» **WHAT TO PRODUCE**: Copy out the records word for word, starting at the first line and ending at the line that contains "table-row[interactable]: NEBRASKA CHASE".

» **TASK INPUT**:
══════════════════════════════

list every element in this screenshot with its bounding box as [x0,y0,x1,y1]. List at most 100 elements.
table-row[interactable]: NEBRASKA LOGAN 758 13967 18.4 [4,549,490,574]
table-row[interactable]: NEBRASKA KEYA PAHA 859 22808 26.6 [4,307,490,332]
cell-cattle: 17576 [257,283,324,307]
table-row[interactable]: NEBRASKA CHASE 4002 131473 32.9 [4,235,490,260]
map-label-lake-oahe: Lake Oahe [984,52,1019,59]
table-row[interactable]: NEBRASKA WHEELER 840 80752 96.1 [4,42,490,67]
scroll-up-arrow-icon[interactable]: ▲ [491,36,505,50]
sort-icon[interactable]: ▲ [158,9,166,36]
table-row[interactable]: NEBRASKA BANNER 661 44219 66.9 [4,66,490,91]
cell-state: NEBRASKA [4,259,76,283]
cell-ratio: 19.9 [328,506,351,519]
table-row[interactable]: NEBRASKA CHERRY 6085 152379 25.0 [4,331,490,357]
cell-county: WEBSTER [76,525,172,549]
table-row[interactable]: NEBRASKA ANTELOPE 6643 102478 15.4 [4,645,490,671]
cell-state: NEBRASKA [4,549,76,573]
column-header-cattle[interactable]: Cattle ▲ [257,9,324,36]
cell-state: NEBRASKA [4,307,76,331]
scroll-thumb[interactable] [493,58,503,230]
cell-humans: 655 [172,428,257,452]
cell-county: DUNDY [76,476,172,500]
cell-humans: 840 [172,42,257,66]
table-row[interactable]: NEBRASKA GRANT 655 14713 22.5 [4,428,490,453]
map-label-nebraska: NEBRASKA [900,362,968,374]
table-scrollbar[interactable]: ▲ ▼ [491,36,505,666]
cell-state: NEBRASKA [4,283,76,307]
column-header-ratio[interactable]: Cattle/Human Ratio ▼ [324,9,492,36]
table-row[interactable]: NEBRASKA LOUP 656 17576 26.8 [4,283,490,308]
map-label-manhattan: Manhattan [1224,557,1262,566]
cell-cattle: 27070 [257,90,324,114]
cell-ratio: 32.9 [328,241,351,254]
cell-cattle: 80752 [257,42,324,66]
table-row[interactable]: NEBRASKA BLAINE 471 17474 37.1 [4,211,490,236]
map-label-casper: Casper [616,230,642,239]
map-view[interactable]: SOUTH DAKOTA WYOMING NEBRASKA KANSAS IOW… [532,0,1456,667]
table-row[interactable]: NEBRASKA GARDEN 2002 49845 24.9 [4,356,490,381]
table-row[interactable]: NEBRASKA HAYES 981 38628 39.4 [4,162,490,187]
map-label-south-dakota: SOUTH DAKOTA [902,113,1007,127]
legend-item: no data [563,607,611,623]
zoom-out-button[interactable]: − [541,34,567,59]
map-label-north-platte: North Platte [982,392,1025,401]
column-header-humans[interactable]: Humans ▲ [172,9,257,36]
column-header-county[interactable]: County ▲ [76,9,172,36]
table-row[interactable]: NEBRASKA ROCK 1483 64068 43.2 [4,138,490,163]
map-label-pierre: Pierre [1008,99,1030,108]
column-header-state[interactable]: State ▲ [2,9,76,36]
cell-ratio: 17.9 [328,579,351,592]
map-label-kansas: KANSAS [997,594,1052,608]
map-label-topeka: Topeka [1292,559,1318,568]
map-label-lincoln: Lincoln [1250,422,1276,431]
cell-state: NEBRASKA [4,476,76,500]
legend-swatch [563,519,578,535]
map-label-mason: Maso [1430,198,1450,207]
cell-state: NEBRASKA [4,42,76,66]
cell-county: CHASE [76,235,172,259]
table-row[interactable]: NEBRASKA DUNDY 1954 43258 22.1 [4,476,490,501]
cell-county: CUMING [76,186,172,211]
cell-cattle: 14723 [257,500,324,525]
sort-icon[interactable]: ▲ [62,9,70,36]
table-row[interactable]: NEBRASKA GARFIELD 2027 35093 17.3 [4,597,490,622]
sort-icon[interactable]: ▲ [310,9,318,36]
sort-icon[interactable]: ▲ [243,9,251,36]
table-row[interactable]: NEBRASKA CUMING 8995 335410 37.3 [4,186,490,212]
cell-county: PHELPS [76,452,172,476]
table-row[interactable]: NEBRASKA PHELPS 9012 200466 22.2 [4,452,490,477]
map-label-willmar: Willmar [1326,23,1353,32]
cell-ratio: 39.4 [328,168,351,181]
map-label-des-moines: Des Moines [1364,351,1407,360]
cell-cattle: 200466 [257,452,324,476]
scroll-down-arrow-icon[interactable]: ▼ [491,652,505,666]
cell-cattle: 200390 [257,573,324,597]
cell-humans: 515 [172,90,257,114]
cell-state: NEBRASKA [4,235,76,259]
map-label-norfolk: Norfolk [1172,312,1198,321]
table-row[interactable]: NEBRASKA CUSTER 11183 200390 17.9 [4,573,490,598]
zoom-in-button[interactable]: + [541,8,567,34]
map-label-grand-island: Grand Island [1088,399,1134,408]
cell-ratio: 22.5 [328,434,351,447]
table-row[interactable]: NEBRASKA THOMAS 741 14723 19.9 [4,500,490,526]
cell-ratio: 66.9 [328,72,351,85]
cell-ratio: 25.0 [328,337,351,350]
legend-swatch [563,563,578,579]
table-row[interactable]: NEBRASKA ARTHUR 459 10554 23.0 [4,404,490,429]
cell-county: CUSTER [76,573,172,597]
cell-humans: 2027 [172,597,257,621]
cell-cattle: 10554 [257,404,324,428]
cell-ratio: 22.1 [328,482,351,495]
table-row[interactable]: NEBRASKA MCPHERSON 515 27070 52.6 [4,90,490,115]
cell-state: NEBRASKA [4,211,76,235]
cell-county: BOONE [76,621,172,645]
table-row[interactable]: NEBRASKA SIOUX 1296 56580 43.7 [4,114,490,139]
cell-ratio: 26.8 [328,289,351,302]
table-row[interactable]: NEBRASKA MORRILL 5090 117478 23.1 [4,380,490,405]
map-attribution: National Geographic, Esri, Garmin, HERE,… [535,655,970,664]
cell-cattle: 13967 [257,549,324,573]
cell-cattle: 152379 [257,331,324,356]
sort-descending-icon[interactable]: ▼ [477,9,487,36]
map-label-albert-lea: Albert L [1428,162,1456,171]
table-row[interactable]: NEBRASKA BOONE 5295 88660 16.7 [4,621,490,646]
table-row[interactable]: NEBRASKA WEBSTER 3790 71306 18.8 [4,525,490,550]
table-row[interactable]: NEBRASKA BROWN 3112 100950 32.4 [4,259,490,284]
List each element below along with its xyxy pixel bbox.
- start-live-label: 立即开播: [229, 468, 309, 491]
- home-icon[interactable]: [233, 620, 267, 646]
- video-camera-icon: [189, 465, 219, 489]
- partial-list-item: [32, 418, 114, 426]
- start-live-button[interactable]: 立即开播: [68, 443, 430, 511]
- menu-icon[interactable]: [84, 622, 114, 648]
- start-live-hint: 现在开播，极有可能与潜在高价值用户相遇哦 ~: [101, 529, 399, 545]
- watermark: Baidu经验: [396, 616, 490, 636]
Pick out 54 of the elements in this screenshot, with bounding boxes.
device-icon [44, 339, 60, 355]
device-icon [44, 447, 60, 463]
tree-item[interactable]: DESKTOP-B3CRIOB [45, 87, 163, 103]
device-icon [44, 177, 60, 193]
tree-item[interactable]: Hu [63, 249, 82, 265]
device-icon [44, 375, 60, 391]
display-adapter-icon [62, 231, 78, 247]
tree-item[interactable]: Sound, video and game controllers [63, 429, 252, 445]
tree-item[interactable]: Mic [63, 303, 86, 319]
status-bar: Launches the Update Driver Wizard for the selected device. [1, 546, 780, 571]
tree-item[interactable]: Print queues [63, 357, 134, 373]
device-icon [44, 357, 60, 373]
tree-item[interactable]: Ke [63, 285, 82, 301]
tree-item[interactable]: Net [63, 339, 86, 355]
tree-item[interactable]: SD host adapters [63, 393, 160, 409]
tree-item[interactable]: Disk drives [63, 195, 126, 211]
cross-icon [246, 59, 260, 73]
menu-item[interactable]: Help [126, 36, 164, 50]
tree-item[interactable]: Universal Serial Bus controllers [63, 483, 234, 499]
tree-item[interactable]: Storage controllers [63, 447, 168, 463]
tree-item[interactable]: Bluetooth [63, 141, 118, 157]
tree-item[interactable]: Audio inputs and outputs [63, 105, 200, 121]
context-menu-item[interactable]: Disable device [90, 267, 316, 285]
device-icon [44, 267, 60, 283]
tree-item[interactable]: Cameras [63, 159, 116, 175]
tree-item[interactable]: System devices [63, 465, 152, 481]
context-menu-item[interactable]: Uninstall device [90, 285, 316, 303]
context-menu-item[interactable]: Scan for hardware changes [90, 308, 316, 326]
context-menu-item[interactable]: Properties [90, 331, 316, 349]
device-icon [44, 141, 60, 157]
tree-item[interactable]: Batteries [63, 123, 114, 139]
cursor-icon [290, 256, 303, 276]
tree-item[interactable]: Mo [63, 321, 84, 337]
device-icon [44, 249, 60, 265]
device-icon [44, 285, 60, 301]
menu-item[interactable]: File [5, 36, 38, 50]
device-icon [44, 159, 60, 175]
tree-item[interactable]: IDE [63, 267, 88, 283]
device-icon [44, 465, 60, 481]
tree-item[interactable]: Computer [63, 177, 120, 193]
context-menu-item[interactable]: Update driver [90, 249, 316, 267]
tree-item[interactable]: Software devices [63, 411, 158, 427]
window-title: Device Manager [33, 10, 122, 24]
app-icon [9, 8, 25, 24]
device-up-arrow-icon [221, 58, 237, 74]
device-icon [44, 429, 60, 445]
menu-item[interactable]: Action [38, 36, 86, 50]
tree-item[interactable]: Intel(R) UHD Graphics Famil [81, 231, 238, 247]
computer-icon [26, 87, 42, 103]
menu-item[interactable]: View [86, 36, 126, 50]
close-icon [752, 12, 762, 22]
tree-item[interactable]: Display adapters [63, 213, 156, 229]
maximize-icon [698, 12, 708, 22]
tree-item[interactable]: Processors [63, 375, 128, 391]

══════════════════════════════

» **SOLVED EXERCISE**:
list every element in this screenshot with its bounding box as [x0,y0,x1,y1]. List at most 100 elements.
table-row[interactable]: NEBRASKA LOGAN 758 13967 18.4 [4,549,490,574]
table-row[interactable]: NEBRASKA KEYA PAHA 859 22808 26.6 [4,307,490,332]
cell-cattle: 17576 [257,283,324,307]
table-row[interactable]: NEBRASKA CHASE 4002 131473 32.9 [4,235,490,260]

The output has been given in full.